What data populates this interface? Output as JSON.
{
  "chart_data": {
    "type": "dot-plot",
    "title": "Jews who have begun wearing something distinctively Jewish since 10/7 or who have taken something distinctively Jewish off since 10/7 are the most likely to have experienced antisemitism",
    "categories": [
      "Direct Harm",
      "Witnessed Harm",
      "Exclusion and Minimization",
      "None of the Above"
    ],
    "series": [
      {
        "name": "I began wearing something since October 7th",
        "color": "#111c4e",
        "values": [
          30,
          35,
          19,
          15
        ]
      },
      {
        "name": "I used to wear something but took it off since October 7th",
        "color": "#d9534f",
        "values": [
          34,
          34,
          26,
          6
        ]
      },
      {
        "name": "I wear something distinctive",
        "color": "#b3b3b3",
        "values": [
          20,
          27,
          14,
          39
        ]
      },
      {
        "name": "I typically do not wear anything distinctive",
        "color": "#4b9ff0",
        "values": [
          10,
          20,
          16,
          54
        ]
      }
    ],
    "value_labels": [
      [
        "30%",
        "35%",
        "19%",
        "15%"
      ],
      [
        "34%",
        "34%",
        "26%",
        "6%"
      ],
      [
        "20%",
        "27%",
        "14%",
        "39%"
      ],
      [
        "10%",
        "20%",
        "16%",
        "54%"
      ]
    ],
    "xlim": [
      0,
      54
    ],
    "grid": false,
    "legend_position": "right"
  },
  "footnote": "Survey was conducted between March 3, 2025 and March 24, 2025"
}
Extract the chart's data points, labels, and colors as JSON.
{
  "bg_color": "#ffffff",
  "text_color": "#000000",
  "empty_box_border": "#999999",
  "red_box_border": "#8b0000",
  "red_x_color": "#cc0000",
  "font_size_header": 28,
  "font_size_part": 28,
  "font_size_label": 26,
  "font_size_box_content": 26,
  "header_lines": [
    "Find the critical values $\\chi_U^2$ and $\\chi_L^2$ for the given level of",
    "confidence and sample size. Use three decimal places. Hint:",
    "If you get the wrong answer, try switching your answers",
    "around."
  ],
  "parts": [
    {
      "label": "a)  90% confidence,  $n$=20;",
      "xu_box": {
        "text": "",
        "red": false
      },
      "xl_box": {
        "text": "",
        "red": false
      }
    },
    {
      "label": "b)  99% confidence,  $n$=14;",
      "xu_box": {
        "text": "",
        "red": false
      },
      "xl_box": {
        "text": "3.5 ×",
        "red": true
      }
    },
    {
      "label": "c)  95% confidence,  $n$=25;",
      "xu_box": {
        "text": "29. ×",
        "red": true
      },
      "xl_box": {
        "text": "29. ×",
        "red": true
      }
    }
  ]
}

--- --- ---

> **Task brief**: Look for lines containing the string "something" and copy them all.

> **The reply**:
    "title": "Jews who have begun wearing something distinctively Jewish since 10/7 or who have taken something distinctively Jewish off since 10/7 are the most likely to have experienced antisemitism",
        "name": "I began wearing something since October 7th",
        "name": "I used to wear something but took it off since October 7th",
        "name": "I wear something distinctive",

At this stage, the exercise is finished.